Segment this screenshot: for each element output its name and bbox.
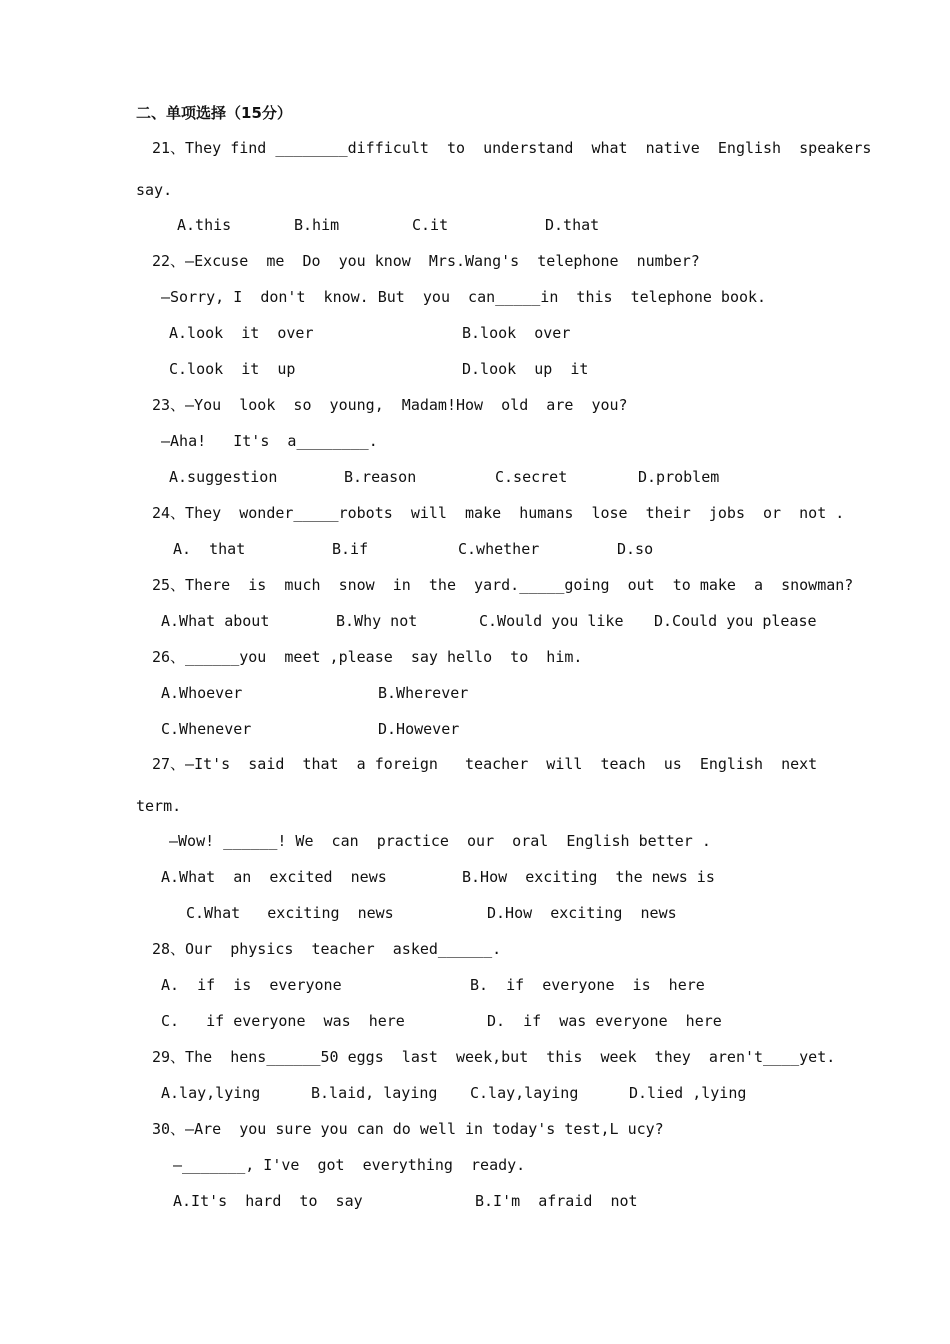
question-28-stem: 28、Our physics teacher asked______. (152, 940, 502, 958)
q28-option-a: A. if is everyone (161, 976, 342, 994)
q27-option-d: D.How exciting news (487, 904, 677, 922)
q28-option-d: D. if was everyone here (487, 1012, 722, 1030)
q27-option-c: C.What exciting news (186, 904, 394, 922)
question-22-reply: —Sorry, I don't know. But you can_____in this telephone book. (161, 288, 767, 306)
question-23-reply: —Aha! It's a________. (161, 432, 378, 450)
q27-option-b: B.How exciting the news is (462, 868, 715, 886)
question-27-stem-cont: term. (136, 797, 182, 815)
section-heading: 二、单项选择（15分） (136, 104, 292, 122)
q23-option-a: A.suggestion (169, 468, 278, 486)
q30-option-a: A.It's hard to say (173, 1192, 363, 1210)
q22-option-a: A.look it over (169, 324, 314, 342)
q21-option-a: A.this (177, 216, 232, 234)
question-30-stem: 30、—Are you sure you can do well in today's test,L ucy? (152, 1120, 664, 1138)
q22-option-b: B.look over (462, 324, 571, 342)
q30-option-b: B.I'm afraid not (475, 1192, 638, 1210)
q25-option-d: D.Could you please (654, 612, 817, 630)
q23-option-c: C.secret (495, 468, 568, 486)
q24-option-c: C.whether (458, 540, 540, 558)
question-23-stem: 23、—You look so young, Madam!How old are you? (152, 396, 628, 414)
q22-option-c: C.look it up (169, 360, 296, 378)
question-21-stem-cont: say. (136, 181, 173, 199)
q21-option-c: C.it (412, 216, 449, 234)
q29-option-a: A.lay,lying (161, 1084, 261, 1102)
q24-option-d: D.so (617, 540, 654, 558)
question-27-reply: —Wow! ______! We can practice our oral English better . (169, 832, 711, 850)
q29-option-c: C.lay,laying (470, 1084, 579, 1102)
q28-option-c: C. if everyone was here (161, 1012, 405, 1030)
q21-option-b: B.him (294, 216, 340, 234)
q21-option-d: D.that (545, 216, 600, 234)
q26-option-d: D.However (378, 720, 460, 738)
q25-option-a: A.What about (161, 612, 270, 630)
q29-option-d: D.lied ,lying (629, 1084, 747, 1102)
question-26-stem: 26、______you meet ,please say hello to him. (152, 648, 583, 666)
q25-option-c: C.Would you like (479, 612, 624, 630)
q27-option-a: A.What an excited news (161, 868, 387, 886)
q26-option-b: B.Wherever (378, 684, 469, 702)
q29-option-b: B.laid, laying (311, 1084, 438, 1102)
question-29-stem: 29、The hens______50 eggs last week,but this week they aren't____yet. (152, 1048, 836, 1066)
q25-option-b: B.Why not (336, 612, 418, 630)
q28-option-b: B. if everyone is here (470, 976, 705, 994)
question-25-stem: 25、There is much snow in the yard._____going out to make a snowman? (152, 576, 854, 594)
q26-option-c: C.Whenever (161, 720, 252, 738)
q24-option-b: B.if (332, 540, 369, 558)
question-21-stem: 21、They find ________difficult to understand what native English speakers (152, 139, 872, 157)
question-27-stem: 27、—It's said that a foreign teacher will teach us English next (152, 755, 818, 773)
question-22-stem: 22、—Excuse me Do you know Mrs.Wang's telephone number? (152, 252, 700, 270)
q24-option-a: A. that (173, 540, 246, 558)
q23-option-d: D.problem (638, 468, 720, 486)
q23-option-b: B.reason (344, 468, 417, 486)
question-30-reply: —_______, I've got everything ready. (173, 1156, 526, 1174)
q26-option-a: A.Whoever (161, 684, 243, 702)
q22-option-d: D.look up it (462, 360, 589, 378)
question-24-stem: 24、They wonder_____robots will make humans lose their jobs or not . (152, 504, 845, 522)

Exercise instructions:
Reproduce every line of the records above verbatim, but leave out the picture.

The solution:
Segment this screenshot: for each element output its name and bbox.
question-28-stem: 28、Our physics teacher asked______. (152, 940, 502, 958)
q28-option-a: A. if is everyone (161, 976, 342, 994)
q27-option-d: D.How exciting news (487, 904, 677, 922)
q28-option-d: D. if was everyone here (487, 1012, 722, 1030)
q27-option-c: C.What exciting news (186, 904, 394, 922)
question-22-reply: —Sorry, I don't know. But you can_____in this telephone book. (161, 288, 767, 306)
question-23-reply: —Aha! It's a________. (161, 432, 378, 450)
q27-option-b: B.How exciting the news is (462, 868, 715, 886)
question-27-stem-cont: term. (136, 797, 182, 815)
section-heading: 二、单项选择（15分） (136, 104, 292, 122)
q23-option-a: A.suggestion (169, 468, 278, 486)
q30-option-a: A.It's hard to say (173, 1192, 363, 1210)
q22-option-a: A.look it over (169, 324, 314, 342)
q21-option-a: A.this (177, 216, 232, 234)
question-30-stem: 30、—Are you sure you can do well in today's test,L ucy? (152, 1120, 664, 1138)
q22-option-b: B.look over (462, 324, 571, 342)
q30-option-b: B.I'm afraid not (475, 1192, 638, 1210)
q25-option-d: D.Could you please (654, 612, 817, 630)
q23-option-c: C.secret (495, 468, 568, 486)
q24-option-c: C.whether (458, 540, 540, 558)
question-23-stem: 23、—You look so young, Madam!How old are you? (152, 396, 628, 414)
q22-option-c: C.look it up (169, 360, 296, 378)
question-21-stem-cont: say. (136, 181, 173, 199)
q21-option-c: C.it (412, 216, 449, 234)
q29-option-a: A.lay,lying (161, 1084, 261, 1102)
q24-option-d: D.so (617, 540, 654, 558)
question-27-reply: —Wow! ______! We can practice our oral English better . (169, 832, 711, 850)
q29-option-c: C.lay,laying (470, 1084, 579, 1102)
q28-option-c: C. if everyone was here (161, 1012, 405, 1030)
q21-option-b: B.him (294, 216, 340, 234)
q21-option-d: D.that (545, 216, 600, 234)
q26-option-d: D.However (378, 720, 460, 738)
q25-option-a: A.What about (161, 612, 270, 630)
q29-option-d: D.lied ,lying (629, 1084, 747, 1102)
question-26-stem: 26、______you meet ,please say hello to him. (152, 648, 583, 666)
q25-option-c: C.Would you like (479, 612, 624, 630)
q27-option-a: A.What an excited news (161, 868, 387, 886)
q26-option-b: B.Wherever (378, 684, 469, 702)
q29-option-b: B.laid, laying (311, 1084, 438, 1102)
question-29-stem: 29、The hens______50 eggs last week,but this week they aren't____yet. (152, 1048, 836, 1066)
q25-option-b: B.Why not (336, 612, 418, 630)
q28-option-b: B. if everyone is here (470, 976, 705, 994)
question-25-stem: 25、There is much snow in the yard._____going out to make a snowman? (152, 576, 854, 594)
q26-option-c: C.Whenever (161, 720, 252, 738)
q24-option-b: B.if (332, 540, 369, 558)
question-21-stem: 21、They find ________difficult to understand what native English speakers (152, 139, 872, 157)
question-27-stem: 27、—It's said that a foreign teacher will teach us English next (152, 755, 818, 773)
question-22-stem: 22、—Excuse me Do you know Mrs.Wang's telephone number? (152, 252, 700, 270)
q24-option-a: A. that (173, 540, 246, 558)
q23-option-d: D.problem (638, 468, 720, 486)
q23-option-b: B.reason (344, 468, 417, 486)
question-30-reply: —_______, I've got everything ready. (173, 1156, 526, 1174)
q26-option-a: A.Whoever (161, 684, 243, 702)
q22-option-d: D.look up it (462, 360, 589, 378)
question-24-stem: 24、They wonder_____robots will make humans lose their jobs or not . (152, 504, 845, 522)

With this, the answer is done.